* [Information provided]:
>>>>

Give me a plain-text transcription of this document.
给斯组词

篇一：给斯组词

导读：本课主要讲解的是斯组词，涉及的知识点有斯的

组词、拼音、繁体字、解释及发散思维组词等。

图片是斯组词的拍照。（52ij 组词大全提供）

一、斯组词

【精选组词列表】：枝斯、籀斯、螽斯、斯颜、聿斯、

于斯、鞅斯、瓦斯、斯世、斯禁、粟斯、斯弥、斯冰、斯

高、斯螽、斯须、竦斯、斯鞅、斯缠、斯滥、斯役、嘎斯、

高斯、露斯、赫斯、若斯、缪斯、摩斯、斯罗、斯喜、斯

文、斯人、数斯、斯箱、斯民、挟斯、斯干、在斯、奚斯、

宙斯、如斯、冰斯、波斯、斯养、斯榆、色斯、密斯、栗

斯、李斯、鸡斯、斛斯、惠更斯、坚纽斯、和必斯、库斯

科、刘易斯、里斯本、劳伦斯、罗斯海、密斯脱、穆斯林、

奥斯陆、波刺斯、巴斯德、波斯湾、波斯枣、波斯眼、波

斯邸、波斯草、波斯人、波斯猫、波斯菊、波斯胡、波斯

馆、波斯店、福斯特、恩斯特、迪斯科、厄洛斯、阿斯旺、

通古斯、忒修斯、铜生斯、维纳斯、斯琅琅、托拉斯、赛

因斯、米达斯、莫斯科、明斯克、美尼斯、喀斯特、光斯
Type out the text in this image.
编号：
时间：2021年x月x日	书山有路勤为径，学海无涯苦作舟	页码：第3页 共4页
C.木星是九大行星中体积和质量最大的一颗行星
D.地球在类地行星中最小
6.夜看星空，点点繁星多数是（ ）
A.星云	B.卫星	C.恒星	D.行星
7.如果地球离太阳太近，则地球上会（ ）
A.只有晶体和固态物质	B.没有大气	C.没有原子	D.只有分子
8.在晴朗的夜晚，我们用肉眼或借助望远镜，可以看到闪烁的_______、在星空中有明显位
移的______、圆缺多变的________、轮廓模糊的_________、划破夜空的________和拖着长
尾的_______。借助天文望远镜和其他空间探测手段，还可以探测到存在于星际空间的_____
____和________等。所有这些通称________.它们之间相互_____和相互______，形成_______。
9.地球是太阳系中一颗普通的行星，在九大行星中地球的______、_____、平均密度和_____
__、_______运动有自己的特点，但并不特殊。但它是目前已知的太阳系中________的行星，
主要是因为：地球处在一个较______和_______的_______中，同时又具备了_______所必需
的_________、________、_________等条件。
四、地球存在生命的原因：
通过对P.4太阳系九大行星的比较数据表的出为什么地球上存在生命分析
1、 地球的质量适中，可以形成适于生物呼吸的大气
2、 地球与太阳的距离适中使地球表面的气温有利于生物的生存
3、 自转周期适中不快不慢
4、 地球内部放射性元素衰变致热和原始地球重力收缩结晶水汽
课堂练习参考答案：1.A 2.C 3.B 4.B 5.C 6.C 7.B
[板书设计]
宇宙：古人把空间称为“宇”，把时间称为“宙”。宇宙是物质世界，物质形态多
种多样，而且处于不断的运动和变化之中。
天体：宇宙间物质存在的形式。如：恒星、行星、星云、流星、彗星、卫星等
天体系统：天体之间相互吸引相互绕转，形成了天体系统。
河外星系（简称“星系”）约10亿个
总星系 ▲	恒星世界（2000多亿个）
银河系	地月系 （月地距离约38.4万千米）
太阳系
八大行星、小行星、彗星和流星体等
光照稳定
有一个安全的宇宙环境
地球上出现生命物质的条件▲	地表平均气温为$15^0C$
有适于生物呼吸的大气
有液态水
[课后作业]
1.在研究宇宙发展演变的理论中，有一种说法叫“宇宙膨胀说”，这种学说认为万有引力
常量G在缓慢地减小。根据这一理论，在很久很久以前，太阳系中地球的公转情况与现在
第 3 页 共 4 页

<<<<

* [Work required]:
Look through the data above. Each line containing the word "text" needs to be copied.

* [Written answer]:
Give me a plain-text transcription of this document.
Type out the text in this image.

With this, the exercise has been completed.